Objective:
Wherever the string "장식고리" occurs in a line of these records, report that line.

Data listing:
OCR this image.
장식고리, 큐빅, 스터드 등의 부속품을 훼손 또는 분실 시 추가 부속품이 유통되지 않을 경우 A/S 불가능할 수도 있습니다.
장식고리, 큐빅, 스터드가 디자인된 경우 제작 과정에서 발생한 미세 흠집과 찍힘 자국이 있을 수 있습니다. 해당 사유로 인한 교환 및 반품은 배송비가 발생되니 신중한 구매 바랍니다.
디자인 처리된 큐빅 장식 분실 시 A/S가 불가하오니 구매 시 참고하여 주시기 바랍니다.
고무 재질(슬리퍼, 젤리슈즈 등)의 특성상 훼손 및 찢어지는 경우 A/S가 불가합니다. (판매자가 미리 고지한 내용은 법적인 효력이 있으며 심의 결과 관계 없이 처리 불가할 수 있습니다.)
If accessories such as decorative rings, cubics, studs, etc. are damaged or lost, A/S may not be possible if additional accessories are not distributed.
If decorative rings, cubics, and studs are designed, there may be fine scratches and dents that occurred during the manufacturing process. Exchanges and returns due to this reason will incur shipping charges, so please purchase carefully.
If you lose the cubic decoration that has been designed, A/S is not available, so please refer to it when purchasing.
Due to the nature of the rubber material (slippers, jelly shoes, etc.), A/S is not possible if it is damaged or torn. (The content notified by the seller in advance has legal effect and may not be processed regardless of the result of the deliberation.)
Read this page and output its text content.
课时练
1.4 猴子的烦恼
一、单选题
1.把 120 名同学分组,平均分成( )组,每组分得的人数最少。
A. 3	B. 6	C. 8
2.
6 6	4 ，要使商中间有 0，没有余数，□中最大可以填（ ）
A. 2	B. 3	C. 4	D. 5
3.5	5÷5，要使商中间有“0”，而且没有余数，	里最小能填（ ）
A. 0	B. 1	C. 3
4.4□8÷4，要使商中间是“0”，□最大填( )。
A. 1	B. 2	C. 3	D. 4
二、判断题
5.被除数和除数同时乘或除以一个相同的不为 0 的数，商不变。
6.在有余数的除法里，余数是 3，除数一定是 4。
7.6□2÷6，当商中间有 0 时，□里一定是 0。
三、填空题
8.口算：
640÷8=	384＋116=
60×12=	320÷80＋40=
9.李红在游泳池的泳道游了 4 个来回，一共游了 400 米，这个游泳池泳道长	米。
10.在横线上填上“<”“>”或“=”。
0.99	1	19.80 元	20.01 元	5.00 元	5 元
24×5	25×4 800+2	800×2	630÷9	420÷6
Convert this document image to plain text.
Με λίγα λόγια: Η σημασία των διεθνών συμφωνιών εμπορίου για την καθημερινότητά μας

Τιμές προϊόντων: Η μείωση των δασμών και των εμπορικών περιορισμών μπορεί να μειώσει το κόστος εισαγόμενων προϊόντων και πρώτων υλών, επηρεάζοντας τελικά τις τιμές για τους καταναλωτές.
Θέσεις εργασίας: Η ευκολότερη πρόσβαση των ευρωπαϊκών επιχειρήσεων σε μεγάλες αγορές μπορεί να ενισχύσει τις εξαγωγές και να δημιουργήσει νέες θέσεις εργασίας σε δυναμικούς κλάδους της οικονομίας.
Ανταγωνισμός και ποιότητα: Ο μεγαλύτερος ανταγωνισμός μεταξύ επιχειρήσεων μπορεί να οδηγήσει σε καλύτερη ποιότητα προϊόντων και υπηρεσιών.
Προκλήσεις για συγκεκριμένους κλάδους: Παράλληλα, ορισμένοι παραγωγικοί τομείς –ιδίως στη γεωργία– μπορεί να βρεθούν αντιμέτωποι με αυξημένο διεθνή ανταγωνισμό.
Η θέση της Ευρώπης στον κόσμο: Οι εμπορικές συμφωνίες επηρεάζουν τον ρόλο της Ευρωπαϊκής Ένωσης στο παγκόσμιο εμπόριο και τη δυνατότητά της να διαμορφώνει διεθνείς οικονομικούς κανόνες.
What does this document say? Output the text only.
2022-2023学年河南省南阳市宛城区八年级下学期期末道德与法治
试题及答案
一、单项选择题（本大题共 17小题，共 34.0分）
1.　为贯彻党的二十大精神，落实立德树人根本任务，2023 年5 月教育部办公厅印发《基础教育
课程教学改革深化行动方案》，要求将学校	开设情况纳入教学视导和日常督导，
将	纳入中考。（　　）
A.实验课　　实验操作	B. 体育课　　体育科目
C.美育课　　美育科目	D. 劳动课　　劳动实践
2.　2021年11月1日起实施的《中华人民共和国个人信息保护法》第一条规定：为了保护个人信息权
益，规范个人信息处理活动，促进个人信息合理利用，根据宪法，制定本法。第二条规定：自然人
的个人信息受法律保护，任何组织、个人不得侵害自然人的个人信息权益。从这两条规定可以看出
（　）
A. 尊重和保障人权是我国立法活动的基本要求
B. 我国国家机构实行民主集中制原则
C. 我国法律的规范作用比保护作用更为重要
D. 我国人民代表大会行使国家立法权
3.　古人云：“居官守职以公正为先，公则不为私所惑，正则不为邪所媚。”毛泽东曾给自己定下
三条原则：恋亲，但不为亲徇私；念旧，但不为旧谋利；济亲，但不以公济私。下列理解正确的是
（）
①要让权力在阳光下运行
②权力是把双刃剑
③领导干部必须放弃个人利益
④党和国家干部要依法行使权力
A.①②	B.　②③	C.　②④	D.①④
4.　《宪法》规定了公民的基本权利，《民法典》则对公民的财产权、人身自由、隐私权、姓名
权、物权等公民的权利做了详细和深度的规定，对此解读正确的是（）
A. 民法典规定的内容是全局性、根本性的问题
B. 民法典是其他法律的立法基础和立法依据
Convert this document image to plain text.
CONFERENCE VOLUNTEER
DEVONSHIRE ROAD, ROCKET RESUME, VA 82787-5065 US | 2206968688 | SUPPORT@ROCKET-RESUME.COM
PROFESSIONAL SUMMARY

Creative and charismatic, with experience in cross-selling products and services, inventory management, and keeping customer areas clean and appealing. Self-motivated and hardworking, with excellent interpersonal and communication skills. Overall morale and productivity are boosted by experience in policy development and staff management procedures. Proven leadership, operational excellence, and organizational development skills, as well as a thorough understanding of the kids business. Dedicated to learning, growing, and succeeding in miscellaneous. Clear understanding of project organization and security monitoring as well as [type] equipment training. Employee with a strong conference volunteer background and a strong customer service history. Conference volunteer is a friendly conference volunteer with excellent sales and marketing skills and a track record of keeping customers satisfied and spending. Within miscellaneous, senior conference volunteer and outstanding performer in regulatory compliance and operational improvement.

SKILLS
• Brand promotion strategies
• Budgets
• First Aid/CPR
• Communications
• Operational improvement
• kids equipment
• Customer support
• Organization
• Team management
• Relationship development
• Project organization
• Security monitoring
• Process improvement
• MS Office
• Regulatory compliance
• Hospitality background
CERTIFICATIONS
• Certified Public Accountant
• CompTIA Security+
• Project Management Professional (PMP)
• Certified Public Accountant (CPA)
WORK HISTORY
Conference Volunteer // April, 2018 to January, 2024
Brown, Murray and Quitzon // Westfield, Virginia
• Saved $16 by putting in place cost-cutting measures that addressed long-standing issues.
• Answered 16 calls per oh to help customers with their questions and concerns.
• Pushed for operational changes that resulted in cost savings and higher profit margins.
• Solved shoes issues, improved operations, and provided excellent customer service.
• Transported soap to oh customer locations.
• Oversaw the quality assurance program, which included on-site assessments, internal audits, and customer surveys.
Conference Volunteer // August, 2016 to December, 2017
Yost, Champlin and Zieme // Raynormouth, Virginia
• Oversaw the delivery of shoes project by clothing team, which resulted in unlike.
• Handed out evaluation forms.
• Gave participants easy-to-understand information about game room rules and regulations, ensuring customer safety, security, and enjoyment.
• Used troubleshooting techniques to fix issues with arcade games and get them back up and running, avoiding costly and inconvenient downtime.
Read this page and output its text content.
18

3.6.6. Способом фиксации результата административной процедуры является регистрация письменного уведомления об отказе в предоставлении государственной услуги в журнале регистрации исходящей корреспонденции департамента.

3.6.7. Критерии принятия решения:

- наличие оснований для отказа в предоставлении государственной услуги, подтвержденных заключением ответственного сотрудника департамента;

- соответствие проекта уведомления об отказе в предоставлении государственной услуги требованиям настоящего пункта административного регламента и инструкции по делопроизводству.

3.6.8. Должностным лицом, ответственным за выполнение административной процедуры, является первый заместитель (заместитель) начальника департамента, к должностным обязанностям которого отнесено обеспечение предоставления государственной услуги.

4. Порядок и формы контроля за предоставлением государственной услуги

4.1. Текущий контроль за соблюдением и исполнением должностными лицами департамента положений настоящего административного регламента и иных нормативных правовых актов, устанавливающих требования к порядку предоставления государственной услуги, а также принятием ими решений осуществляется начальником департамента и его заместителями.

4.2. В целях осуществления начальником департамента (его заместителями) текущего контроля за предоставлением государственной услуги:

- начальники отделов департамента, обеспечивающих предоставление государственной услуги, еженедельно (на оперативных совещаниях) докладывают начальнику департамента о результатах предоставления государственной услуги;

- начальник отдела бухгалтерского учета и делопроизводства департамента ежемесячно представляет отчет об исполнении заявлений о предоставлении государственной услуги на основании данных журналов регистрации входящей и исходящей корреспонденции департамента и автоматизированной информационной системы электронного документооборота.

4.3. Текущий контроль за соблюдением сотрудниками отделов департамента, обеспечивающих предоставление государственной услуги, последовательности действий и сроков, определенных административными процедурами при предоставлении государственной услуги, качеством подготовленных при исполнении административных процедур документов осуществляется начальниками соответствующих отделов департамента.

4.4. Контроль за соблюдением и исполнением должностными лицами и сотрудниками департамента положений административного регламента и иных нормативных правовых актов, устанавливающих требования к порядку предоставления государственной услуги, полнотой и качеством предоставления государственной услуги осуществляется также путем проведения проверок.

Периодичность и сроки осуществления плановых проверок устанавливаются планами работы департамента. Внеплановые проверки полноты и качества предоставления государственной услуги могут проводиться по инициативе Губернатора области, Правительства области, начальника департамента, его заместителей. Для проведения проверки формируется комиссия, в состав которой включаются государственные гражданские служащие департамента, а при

Response to this task:
장식고리, 큐빅, 스터드 등의 부속품을 훼손 또는 분실 시 추가 부속품이 유통되지 않을 경우 A/S 불가능할 수도 있습니다.
장식고리, 큐빅, 스터드가 디자인된 경우 제작 과정에서 발생한 미세 흠집과 찍힘 자국이 있을 수 있습니다. 해당 사유로 인한 교환 및 반품은 배송비가 발생되니 신중한 구매 바랍니다.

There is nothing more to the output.